[Raw records]

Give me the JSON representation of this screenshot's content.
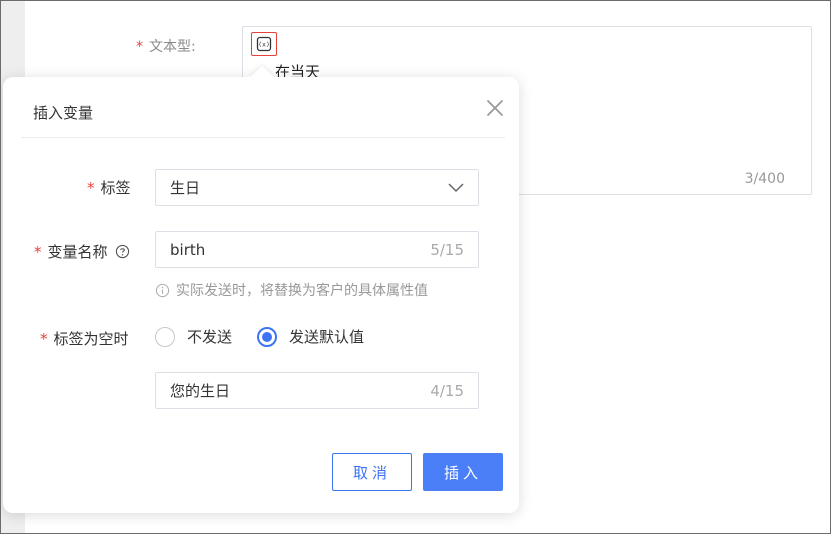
{
  "background_form": {
    "label": "文本型:",
    "required_mark": "*",
    "text": "在当天",
    "char_count": "3/400"
  },
  "dialog": {
    "title": "插入变量",
    "tag": {
      "required_mark": "*",
      "label": "标签",
      "value": "生日"
    },
    "var_name": {
      "required_mark": "*",
      "label": "变量名称",
      "value": "birth",
      "count": "5/15",
      "hint": "实际发送时，将替换为客户的具体属性值"
    },
    "empty_tag": {
      "required_mark": "*",
      "label": "标签为空时",
      "options": [
        {
          "label": "不发送",
          "selected": false
        },
        {
          "label": "发送默认值",
          "selected": true
        }
      ],
      "default_value": "您的生日",
      "default_count": "4/15"
    },
    "cancel_label": "取消",
    "insert_label": "插入"
  },
  "colors": {
    "primary": "#3d73f5",
    "required": "#e8403a"
  }
}
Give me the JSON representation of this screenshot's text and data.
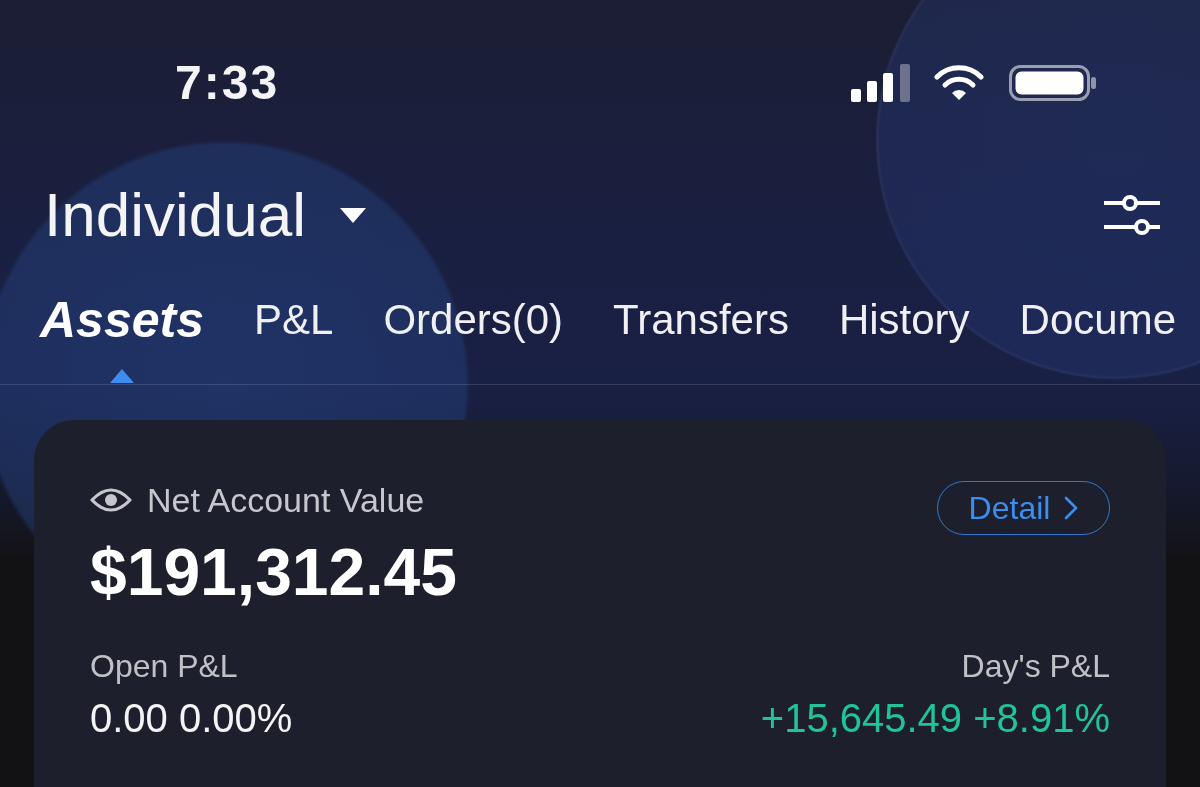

**WORK REQUIRED**. Pull every line holding "this" out of the records.

**REPLY TO THE EXERCISE**.
Give me the JSON representation of this screenshot's content.
Give me the JSON representation of this screenshot's text and data.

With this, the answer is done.